*Record set*
:::::
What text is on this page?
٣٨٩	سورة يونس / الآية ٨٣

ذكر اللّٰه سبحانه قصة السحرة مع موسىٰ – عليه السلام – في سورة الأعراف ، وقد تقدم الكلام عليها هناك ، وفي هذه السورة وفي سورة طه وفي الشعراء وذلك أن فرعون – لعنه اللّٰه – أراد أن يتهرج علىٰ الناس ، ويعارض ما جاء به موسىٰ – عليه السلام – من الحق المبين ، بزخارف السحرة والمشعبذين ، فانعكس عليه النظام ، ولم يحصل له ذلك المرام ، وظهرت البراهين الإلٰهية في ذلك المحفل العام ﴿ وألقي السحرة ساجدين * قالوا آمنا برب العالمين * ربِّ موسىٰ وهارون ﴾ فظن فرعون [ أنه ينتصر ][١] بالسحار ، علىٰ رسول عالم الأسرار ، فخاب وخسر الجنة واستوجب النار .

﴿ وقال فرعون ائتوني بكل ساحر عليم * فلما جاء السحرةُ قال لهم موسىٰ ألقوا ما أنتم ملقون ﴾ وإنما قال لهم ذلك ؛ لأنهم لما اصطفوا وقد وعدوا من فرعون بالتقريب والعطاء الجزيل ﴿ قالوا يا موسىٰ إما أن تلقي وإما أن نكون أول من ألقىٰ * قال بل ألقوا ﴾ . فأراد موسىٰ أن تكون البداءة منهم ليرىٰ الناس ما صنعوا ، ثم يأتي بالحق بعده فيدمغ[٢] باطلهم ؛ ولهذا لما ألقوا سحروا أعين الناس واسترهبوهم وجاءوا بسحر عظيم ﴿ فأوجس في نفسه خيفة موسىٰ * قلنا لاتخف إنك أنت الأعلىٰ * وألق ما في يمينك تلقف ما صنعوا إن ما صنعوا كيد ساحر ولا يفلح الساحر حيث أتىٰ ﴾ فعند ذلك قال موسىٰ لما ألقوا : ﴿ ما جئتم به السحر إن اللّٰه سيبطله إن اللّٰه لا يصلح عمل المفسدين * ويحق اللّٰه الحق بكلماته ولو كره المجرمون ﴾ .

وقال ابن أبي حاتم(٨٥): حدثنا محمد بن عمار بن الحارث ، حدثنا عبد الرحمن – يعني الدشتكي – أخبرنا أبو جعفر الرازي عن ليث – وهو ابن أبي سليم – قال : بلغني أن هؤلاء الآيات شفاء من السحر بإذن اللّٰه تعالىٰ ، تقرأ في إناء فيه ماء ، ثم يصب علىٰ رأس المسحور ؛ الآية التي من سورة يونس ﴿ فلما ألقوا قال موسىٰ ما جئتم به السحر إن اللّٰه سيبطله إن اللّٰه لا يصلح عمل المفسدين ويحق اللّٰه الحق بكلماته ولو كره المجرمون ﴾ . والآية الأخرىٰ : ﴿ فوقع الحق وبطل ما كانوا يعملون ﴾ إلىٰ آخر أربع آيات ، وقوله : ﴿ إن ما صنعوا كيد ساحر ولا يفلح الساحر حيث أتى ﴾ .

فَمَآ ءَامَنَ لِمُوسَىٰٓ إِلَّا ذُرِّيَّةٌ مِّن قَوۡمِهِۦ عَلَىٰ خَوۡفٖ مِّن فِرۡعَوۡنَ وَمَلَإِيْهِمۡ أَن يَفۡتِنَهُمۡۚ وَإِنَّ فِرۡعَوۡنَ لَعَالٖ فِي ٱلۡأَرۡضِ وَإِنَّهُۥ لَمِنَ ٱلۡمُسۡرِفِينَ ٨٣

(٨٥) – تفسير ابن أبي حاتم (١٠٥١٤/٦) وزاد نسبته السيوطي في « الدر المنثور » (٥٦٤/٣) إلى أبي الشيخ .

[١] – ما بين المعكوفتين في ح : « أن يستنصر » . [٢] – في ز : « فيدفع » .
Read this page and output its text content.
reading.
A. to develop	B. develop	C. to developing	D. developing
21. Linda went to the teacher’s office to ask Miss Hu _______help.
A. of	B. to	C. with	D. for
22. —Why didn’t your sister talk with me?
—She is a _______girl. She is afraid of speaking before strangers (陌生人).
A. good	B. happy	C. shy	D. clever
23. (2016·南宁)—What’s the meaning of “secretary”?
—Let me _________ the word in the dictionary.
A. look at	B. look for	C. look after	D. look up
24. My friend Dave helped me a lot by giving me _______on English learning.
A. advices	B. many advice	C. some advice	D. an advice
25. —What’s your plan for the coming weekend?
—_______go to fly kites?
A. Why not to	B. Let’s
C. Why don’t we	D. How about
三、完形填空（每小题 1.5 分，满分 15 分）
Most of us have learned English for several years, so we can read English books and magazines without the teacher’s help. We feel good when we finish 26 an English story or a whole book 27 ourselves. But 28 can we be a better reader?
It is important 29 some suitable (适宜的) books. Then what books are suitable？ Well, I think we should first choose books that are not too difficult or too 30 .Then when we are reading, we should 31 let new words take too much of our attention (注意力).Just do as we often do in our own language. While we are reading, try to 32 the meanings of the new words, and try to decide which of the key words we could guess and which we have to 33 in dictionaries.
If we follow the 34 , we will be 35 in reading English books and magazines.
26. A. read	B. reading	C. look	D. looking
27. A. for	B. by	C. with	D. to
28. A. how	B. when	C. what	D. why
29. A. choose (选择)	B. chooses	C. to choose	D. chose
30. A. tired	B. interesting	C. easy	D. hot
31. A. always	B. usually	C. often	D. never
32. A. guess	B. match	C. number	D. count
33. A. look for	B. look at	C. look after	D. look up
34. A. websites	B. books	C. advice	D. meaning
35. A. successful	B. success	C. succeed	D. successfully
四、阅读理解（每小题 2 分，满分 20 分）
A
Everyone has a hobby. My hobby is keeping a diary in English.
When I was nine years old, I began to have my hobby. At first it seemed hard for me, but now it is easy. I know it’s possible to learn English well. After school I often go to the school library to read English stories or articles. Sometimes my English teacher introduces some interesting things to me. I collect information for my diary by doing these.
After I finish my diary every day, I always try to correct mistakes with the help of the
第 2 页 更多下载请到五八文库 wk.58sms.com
:::::
*Task goal*
Give back each line above precisely as it stands.

*Response*
What text is on this page?
٣٨٩	سورة يونس / الآية ٨٣

ذكر اللّٰه سبحانه قصة السحرة مع موسىٰ – عليه السلام – في سورة الأعراف ، وقد تقدم الكلام عليها هناك ، وفي هذه السورة وفي سورة طه وفي الشعراء وذلك أن فرعون – لعنه اللّٰه – أراد أن يتهرج علىٰ الناس ، ويعارض ما جاء به موسىٰ – عليه السلام – من الحق المبين ، بزخارف السحرة والمشعبذين ، فانعكس عليه النظام ، ولم يحصل له ذلك المرام ، وظهرت البراهين الإلٰهية في ذلك المحفل العام ﴿ وألقي السحرة ساجدين * قالوا آمنا برب العالمين * ربِّ موسىٰ وهارون ﴾ فظن فرعون [ أنه ينتصر ][١] بالسحار ، علىٰ رسول عالم الأسرار ، فخاب وخسر الجنة واستوجب النار .

﴿ وقال فرعون ائتوني بكل ساحر عليم * فلما جاء السحرةُ قال لهم موسىٰ ألقوا ما أنتم ملقون ﴾ وإنما قال لهم ذلك ؛ لأنهم لما اصطفوا وقد وعدوا من فرعون بالتقريب والعطاء الجزيل ﴿ قالوا يا موسىٰ إما أن تلقي وإما أن نكون أول من ألقىٰ * قال بل ألقوا ﴾ . فأراد موسىٰ أن تكون البداءة منهم ليرىٰ الناس ما صنعوا ، ثم يأتي بالحق بعده فيدمغ[٢] باطلهم ؛ ولهذا لما ألقوا سحروا أعين الناس واسترهبوهم وجاءوا بسحر عظيم ﴿ فأوجس في نفسه خيفة موسىٰ * قلنا لاتخف إنك أنت الأعلىٰ * وألق ما في يمينك تلقف ما صنعوا إن ما صنعوا كيد ساحر ولا يفلح الساحر حيث أتىٰ ﴾ فعند ذلك قال موسىٰ لما ألقوا : ﴿ ما جئتم به السحر إن اللّٰه سيبطله إن اللّٰه لا يصلح عمل المفسدين * ويحق اللّٰه الحق بكلماته ولو كره المجرمون ﴾ .

وقال ابن أبي حاتم(٨٥): حدثنا محمد بن عمار بن الحارث ، حدثنا عبد الرحمن – يعني الدشتكي – أخبرنا أبو جعفر الرازي عن ليث – وهو ابن أبي سليم – قال : بلغني أن هؤلاء الآيات شفاء من السحر بإذن اللّٰه تعالىٰ ، تقرأ في إناء فيه ماء ، ثم يصب علىٰ رأس المسحور ؛ الآية التي من سورة يونس ﴿ فلما ألقوا قال موسىٰ ما جئتم به السحر إن اللّٰه سيبطله إن اللّٰه لا يصلح عمل المفسدين ويحق اللّٰه الحق بكلماته ولو كره المجرمون ﴾ . والآية الأخرىٰ : ﴿ فوقع الحق وبطل ما كانوا يعملون ﴾ إلىٰ آخر أربع آيات ، وقوله : ﴿ إن ما صنعوا كيد ساحر ولا يفلح الساحر حيث أتى ﴾ .

فَمَآ ءَامَنَ لِمُوسَىٰٓ إِلَّا ذُرِّيَّةٌ مِّن قَوۡمِهِۦ عَلَىٰ خَوۡفٖ مِّن فِرۡعَوۡنَ وَمَلَإِيْهِمۡ أَن يَفۡتِنَهُمۡۚ وَإِنَّ فِرۡعَوۡنَ لَعَالٖ فِي ٱلۡأَرۡضِ وَإِنَّهُۥ لَمِنَ ٱلۡمُسۡرِفِينَ ٨٣

(٨٥) – تفسير ابن أبي حاتم (١٠٥١٤/٦) وزاد نسبته السيوطي في « الدر المنثور » (٥٦٤/٣) إلى أبي الشيخ .

[١] – ما بين المعكوفتين في ح : « أن يستنصر » . [٢] – في ز : « فيدفع » .
Read this page and output its text content.
reading.
A. to develop	B. develop	C. to developing	D. developing
21. Linda went to the teacher’s office to ask Miss Hu _______help.
A. of	B. to	C. with	D. for
22. —Why didn’t your sister talk with me?
—She is a _______girl. She is afraid of speaking before strangers (陌生人).
A. good	B. happy	C. shy	D. clever
23. (2016·南宁)—What’s the meaning of “secretary”?
—Let me _________ the word in the dictionary.
A. look at	B. look for	C. look after	D. look up
24. My friend Dave helped me a lot by giving me _______on English learning.
A. advices	B. many advice	C. some advice	D. an advice
25. —What’s your plan for the coming weekend?
—_______go to fly kites?
A. Why not to	B. Let’s
C. Why don’t we	D. How about
三、完形填空（每小题 1.5 分，满分 15 分）
Most of us have learned English for several years, so we can read English books and magazines without the teacher’s help. We feel good when we finish 26 an English story or a whole book 27 ourselves. But 28 can we be a better reader?
It is important 29 some suitable (适宜的) books. Then what books are suitable？ Well, I think we should first choose books that are not too difficult or too 30 .Then when we are reading, we should 31 let new words take too much of our attention (注意力).Just do as we often do in our own language. While we are reading, try to 32 the meanings of the new words, and try to decide which of the key words we could guess and which we have to 33 in dictionaries.
If we follow the 34 , we will be 35 in reading English books and magazines.
26. A. read	B. reading	C. look	D. looking
27. A. for	B. by	C. with	D. to
28. A. how	B. when	C. what	D. why
29. A. choose (选择)	B. chooses	C. to choose	D. chose
30. A. tired	B. interesting	C. easy	D. hot
31. A. always	B. usually	C. often	D. never
32. A. guess	B. match	C. number	D. count
33. A. look for	B. look at	C. look after	D. look up
34. A. websites	B. books	C. advice	D. meaning
35. A. successful	B. success	C. succeed	D. successfully
四、阅读理解（每小题 2 分，满分 20 分）
A
Everyone has a hobby. My hobby is keeping a diary in English.
When I was nine years old, I began to have my hobby. At first it seemed hard for me, but now it is easy. I know it’s possible to learn English well. After school I often go to the school library to read English stories or articles. Sometimes my English teacher introduces some interesting things to me. I collect information for my diary by doing these.
After I finish my diary every day, I always try to correct mistakes with the help of the
第 2 页 更多下载请到五八文库 wk.58sms.com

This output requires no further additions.